◆ Set exercise ◆
Where does the string "ylabel" appear in the records? Copy every line that contains it.

----------------

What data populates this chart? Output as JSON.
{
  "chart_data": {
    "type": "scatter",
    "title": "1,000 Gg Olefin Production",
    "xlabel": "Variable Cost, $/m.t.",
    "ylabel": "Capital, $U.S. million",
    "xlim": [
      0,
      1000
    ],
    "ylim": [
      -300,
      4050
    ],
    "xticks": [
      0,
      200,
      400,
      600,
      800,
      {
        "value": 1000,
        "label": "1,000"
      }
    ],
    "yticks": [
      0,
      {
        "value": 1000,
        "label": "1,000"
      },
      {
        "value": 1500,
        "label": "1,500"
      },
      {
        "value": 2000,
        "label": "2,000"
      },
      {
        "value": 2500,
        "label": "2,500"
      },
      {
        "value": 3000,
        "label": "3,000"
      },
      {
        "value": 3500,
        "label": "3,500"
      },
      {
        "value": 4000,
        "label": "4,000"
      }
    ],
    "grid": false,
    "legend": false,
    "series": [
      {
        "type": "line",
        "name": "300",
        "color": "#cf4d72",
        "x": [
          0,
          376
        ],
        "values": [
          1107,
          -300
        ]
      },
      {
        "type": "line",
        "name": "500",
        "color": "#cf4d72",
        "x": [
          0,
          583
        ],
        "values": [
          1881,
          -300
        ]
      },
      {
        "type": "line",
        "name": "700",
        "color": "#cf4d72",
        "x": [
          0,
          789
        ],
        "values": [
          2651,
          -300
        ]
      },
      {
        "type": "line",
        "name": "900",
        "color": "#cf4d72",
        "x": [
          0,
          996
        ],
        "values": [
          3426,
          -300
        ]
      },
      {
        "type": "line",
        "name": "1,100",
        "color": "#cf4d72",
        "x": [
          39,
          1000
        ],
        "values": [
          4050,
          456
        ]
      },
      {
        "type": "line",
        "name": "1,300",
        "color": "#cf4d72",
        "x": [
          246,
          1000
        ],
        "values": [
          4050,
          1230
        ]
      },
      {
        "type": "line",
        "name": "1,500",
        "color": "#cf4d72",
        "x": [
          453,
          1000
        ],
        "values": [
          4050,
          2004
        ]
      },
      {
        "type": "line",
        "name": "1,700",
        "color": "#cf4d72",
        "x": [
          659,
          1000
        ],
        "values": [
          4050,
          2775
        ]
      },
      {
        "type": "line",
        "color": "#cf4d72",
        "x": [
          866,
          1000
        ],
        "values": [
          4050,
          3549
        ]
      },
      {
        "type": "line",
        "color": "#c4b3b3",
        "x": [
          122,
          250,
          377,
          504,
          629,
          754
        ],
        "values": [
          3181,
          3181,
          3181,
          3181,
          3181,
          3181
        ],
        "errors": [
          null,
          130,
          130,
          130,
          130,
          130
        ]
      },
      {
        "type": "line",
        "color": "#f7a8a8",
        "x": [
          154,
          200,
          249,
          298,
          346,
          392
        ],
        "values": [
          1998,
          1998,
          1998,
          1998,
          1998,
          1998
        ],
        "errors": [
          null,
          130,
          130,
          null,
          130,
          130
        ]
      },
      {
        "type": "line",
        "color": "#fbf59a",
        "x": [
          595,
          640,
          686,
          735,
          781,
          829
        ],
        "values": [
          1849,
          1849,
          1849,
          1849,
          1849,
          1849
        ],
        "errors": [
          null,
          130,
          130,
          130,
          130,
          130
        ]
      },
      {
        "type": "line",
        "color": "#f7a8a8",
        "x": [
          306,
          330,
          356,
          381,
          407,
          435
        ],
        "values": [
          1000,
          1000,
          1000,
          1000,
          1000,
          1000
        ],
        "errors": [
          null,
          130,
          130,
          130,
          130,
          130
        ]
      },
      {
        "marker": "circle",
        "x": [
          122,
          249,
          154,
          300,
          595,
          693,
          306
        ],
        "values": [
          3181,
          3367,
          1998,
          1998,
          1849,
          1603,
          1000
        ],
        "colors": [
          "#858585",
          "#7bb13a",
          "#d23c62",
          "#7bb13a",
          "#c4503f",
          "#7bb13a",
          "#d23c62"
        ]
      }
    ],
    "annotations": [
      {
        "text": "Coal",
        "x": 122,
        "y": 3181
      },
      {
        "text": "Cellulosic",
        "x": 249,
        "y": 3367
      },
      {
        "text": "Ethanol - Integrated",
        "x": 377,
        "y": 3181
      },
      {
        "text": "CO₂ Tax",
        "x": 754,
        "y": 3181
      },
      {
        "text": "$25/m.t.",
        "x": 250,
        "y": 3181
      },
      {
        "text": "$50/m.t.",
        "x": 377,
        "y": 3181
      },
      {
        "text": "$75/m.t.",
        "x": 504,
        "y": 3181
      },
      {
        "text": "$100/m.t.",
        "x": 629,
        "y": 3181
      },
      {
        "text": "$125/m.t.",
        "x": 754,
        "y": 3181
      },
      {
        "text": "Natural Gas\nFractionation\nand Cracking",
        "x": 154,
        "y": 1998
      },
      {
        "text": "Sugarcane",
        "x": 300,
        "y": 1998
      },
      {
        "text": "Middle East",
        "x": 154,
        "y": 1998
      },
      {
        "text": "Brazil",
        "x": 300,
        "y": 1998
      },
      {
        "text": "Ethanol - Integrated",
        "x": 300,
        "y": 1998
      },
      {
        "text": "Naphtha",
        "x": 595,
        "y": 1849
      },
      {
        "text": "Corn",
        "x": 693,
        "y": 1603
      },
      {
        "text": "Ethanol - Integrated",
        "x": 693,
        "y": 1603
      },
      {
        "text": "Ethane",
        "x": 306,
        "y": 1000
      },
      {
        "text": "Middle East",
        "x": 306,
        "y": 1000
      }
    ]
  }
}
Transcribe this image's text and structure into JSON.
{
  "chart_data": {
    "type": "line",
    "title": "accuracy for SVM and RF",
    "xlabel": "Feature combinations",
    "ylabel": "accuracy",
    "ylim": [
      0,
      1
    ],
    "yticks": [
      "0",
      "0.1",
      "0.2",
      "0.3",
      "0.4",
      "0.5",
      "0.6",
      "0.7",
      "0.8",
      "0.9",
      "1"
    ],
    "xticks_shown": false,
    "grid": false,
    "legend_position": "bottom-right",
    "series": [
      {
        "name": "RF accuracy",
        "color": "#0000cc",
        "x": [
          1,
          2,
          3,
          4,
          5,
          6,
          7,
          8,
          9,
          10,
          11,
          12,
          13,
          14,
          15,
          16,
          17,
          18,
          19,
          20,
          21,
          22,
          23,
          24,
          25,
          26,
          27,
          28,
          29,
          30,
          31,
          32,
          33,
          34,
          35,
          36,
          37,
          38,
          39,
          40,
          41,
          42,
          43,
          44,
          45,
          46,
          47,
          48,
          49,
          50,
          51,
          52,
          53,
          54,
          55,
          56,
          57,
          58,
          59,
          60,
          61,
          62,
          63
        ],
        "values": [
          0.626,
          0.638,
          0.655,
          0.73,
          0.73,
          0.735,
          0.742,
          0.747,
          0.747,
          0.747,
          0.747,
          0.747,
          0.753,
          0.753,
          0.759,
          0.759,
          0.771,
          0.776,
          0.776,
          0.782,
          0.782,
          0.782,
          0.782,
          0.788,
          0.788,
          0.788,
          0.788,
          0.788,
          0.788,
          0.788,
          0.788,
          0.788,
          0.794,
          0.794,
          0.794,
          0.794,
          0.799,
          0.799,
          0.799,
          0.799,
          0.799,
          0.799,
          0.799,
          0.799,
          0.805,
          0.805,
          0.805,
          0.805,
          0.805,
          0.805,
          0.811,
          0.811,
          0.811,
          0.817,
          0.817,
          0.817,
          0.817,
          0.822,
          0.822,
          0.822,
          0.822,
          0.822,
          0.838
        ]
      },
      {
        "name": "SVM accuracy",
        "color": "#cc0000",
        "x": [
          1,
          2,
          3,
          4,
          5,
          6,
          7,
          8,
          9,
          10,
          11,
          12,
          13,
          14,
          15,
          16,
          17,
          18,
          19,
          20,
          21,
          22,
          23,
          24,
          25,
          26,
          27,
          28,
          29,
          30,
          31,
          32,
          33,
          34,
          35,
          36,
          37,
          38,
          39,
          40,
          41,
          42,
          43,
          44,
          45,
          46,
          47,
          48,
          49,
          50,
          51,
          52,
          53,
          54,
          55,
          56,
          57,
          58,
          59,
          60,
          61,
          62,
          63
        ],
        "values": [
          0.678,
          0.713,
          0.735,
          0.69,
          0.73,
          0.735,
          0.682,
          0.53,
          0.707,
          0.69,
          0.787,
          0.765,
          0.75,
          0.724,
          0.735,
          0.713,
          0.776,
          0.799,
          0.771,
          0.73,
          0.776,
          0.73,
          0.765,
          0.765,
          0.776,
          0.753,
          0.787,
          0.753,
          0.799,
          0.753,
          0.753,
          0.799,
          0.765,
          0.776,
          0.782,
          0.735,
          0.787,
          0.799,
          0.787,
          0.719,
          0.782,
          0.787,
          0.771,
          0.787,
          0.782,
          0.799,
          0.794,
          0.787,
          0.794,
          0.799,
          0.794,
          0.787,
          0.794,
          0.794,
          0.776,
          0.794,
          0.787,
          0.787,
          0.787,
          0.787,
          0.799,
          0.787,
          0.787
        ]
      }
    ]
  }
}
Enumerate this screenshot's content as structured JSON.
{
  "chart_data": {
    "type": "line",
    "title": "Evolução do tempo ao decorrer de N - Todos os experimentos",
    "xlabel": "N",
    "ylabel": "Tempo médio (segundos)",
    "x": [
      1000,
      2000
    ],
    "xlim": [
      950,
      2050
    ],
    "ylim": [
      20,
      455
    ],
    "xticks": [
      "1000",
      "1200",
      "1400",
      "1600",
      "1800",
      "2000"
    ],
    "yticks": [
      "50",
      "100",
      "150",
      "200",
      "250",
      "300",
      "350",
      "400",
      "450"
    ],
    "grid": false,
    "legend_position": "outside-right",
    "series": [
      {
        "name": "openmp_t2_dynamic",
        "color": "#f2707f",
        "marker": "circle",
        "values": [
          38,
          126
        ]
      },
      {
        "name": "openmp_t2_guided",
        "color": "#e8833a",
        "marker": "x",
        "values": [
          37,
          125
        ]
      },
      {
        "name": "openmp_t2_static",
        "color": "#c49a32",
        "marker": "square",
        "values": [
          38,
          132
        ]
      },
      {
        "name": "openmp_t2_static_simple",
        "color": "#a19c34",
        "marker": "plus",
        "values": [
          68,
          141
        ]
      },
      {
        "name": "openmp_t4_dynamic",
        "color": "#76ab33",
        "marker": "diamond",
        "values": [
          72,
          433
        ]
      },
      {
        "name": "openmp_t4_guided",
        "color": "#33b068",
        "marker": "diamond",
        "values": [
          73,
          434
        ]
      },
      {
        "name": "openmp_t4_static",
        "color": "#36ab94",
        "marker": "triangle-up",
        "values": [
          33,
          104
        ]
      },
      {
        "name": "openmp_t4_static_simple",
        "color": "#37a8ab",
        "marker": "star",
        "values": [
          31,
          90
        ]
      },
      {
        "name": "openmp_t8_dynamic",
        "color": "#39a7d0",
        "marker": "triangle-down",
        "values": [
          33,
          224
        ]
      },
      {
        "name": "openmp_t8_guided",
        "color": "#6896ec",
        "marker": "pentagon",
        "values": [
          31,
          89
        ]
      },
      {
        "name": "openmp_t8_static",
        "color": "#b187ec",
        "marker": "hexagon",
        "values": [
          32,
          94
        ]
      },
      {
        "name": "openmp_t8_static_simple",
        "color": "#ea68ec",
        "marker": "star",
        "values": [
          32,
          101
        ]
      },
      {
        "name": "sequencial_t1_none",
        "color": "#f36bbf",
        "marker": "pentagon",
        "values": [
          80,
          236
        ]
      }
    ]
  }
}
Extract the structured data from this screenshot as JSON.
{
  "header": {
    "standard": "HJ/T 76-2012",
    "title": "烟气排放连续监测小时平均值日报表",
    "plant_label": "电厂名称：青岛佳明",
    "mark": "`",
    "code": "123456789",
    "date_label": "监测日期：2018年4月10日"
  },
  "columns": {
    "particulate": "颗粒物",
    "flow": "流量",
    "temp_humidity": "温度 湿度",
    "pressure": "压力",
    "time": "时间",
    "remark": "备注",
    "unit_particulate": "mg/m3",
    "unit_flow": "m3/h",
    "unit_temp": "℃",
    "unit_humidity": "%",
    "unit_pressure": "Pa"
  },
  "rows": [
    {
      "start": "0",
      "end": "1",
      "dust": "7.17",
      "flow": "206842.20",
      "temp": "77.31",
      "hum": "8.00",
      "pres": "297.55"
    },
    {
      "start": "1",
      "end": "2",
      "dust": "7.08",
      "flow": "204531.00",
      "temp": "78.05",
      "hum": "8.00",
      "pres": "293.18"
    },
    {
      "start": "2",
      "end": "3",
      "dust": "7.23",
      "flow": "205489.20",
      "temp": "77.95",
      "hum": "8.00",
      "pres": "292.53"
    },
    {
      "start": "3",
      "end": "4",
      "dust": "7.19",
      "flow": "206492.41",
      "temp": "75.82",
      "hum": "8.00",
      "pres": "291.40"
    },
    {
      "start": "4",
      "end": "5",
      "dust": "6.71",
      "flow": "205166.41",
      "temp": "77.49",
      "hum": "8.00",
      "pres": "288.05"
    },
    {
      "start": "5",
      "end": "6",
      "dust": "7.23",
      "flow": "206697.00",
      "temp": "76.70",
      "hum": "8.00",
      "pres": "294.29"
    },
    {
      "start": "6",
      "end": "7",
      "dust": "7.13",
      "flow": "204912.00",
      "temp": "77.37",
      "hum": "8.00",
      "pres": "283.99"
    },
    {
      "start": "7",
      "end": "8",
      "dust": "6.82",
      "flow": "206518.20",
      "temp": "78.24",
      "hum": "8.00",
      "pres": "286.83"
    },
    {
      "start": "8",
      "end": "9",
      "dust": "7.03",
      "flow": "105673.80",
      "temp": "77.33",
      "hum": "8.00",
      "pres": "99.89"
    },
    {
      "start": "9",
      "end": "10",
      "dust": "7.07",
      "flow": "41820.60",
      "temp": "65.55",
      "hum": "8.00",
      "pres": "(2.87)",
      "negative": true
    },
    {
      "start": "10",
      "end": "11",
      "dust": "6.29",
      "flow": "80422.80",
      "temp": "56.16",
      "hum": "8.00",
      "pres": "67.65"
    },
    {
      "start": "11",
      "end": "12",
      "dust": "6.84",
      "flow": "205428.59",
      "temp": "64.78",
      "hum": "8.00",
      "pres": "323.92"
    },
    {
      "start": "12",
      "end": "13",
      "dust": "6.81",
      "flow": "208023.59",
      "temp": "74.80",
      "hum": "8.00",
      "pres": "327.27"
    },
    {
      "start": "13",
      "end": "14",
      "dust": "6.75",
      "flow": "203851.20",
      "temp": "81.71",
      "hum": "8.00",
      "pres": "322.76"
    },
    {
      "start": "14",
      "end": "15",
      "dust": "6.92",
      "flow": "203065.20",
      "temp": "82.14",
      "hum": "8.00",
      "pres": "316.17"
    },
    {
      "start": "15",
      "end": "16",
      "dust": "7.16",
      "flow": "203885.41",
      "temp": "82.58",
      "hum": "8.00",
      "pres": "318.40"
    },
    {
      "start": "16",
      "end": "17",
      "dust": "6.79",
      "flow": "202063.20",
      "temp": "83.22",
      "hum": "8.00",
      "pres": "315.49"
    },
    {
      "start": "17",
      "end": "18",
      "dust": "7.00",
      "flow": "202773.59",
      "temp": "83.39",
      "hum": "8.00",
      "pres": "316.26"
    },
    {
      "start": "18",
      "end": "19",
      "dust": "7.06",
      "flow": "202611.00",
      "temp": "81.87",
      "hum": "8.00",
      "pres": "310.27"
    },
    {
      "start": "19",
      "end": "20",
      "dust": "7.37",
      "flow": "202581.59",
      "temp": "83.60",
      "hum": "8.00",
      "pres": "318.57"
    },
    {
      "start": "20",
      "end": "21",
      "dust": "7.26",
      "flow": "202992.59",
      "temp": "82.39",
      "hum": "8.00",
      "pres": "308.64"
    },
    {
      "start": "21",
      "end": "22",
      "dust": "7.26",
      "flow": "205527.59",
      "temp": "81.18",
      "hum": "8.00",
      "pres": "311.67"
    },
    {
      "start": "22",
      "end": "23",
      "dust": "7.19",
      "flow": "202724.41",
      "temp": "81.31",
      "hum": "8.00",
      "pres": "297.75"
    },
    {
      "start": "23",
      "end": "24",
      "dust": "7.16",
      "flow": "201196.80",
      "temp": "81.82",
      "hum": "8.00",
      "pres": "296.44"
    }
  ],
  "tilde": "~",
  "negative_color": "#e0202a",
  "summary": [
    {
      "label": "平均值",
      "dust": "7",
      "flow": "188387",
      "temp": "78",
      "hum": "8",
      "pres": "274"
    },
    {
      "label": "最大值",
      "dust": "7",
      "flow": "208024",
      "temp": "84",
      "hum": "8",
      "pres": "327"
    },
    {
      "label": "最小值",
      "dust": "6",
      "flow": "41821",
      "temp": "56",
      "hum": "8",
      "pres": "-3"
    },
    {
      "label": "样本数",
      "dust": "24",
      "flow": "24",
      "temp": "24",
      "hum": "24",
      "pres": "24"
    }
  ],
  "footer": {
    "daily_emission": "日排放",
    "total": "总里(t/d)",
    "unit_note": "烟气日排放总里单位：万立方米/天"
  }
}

----------------

◆ Problem solution ◆
    "ylabel": "Capital, $U.S. million",
    "ylabel": "accuracy",
    "ylabel": "Tempo médio (segundos)",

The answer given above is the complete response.